#### Records for this exercise:
=======
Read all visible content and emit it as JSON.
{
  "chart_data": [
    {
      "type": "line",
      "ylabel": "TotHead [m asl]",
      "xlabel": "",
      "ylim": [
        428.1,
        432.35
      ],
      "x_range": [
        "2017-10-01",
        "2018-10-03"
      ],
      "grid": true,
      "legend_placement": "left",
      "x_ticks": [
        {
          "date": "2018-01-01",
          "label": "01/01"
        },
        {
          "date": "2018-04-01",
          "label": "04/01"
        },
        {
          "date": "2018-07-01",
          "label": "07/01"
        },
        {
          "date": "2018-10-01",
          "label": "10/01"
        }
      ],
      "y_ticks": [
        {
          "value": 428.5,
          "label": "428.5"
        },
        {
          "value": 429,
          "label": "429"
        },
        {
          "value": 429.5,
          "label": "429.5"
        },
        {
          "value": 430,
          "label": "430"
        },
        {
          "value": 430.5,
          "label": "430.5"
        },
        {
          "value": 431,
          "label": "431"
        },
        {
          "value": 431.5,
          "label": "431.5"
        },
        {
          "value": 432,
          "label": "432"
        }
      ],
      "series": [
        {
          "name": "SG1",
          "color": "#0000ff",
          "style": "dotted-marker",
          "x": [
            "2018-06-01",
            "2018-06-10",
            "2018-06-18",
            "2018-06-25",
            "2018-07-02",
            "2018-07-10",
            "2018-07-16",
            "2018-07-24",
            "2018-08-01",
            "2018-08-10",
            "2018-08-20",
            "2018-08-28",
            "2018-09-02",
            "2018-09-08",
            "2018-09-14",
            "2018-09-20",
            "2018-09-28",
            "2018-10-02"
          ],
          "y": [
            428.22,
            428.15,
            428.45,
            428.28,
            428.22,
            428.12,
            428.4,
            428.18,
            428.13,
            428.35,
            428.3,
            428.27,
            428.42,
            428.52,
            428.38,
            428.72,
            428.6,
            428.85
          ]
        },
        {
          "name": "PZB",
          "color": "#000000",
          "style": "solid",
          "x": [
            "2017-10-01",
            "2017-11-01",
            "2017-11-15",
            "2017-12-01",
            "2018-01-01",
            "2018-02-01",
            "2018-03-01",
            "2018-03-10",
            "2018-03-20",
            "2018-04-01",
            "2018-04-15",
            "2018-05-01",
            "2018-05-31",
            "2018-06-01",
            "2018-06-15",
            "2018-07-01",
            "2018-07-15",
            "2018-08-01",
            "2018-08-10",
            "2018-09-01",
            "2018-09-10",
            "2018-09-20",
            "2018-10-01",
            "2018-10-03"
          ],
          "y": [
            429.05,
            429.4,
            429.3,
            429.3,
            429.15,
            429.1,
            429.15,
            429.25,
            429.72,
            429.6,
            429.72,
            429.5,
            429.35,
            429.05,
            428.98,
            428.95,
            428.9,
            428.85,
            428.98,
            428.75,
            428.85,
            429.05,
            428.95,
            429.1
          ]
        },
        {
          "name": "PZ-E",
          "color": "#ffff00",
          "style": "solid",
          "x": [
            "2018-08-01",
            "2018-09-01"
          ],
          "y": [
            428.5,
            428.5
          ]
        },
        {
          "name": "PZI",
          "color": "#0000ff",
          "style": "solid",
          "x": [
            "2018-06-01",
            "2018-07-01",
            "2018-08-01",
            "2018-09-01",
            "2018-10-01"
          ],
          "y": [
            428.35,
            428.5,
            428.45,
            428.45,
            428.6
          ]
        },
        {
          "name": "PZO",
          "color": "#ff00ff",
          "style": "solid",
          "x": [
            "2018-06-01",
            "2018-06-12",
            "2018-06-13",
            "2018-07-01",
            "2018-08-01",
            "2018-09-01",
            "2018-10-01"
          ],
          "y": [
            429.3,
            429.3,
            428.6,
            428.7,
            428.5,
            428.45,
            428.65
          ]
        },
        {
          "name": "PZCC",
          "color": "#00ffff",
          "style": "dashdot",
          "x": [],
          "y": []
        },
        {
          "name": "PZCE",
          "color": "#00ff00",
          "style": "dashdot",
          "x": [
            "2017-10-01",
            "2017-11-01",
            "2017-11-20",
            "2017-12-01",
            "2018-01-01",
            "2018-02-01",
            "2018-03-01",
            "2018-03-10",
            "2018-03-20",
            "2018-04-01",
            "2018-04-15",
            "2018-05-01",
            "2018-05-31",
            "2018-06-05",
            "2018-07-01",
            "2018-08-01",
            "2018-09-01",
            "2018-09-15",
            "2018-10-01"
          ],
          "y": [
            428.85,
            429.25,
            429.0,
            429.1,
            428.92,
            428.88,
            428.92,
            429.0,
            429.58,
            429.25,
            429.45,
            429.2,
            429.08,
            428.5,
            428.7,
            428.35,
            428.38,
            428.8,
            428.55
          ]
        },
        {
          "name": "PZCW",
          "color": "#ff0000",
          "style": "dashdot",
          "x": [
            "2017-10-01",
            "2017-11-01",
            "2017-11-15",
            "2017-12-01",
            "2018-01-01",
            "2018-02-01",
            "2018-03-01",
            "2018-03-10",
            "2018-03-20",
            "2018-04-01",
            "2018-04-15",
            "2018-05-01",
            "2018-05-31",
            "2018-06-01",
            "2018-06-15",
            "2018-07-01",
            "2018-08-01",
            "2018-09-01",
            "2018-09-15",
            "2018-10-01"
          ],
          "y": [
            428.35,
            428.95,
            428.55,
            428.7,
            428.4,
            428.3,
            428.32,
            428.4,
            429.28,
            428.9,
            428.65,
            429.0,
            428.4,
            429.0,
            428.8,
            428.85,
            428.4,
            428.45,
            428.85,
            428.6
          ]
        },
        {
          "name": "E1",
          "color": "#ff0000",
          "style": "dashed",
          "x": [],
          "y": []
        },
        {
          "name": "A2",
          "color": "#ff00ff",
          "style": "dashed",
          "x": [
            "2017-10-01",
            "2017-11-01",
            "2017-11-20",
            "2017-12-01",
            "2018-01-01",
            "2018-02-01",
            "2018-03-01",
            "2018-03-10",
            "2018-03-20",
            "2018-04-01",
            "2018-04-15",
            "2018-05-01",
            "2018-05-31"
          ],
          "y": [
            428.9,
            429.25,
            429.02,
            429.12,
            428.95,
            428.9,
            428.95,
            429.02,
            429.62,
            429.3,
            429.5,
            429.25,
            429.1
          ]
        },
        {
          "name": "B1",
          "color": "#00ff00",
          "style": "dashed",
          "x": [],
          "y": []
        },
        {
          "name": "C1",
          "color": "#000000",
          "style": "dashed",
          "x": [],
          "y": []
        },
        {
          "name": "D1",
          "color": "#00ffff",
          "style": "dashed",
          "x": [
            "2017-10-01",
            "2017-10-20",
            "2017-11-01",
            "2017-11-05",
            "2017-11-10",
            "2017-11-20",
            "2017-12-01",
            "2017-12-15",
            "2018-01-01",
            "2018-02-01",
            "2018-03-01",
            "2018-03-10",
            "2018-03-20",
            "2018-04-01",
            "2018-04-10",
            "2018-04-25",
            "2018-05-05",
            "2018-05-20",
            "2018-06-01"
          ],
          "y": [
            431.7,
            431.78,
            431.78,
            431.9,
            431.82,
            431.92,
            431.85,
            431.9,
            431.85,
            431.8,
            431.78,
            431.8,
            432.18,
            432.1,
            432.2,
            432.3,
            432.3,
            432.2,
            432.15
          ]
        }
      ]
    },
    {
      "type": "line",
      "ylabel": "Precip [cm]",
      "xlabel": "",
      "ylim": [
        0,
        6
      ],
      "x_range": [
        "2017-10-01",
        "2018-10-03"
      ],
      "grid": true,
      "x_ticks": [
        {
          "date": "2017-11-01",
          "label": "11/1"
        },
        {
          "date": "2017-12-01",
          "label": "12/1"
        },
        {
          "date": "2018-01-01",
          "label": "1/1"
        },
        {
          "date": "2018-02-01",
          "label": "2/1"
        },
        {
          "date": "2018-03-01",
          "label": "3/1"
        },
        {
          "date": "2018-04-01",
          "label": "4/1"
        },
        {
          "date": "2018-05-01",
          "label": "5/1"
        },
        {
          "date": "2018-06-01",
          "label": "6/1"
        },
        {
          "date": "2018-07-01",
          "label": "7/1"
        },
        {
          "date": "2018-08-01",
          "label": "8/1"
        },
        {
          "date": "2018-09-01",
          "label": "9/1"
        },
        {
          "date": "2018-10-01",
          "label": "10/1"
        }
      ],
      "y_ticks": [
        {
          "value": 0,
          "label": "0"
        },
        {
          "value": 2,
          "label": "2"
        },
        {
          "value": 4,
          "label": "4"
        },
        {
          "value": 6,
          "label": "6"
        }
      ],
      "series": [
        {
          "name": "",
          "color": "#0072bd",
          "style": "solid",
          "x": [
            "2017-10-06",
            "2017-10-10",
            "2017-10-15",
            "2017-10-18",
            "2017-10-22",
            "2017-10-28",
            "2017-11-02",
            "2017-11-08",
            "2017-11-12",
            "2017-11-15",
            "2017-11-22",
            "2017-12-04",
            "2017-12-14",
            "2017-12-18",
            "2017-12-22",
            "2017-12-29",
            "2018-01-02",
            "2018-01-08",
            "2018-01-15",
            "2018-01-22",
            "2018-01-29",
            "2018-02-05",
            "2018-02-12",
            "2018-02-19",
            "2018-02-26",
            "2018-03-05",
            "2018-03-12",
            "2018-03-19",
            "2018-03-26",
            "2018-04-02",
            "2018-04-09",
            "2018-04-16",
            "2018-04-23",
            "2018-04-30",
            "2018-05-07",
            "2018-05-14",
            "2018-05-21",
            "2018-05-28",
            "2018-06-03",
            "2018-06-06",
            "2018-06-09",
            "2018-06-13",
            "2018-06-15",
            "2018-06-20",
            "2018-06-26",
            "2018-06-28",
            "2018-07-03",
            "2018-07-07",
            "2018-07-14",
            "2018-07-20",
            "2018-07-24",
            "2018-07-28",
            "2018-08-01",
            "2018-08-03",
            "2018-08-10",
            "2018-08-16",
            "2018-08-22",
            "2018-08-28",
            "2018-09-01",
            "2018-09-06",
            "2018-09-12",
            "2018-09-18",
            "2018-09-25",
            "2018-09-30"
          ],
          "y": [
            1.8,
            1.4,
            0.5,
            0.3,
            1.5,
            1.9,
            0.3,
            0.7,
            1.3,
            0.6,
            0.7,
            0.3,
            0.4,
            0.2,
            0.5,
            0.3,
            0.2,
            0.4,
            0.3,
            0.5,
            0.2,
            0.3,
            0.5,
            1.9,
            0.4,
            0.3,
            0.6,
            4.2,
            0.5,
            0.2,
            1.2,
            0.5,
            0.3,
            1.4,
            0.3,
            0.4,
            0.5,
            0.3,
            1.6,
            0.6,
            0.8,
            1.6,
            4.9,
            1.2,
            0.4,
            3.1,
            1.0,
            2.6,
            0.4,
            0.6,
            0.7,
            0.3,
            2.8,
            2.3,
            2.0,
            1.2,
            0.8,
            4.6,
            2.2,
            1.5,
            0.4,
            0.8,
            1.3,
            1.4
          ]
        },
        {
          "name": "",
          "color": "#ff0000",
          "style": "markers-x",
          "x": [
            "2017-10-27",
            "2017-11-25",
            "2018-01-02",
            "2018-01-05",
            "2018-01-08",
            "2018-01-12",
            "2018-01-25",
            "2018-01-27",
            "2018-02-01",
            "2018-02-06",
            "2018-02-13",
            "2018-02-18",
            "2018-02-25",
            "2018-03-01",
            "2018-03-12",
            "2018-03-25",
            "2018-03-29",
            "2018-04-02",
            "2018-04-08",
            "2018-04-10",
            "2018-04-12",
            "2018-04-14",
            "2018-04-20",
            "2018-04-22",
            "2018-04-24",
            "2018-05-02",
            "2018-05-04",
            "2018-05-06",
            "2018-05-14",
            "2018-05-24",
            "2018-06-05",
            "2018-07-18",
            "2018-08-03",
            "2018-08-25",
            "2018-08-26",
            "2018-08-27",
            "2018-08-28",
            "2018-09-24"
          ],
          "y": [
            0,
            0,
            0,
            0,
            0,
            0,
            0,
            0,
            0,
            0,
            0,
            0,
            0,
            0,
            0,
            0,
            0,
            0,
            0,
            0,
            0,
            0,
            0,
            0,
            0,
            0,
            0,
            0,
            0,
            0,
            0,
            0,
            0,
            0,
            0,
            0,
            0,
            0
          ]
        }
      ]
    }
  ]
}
=======
#### Exercise brief:
Report the number of lines in the entries above that include the string "ylabel". Give nothing but the number.

#### Right answer:
2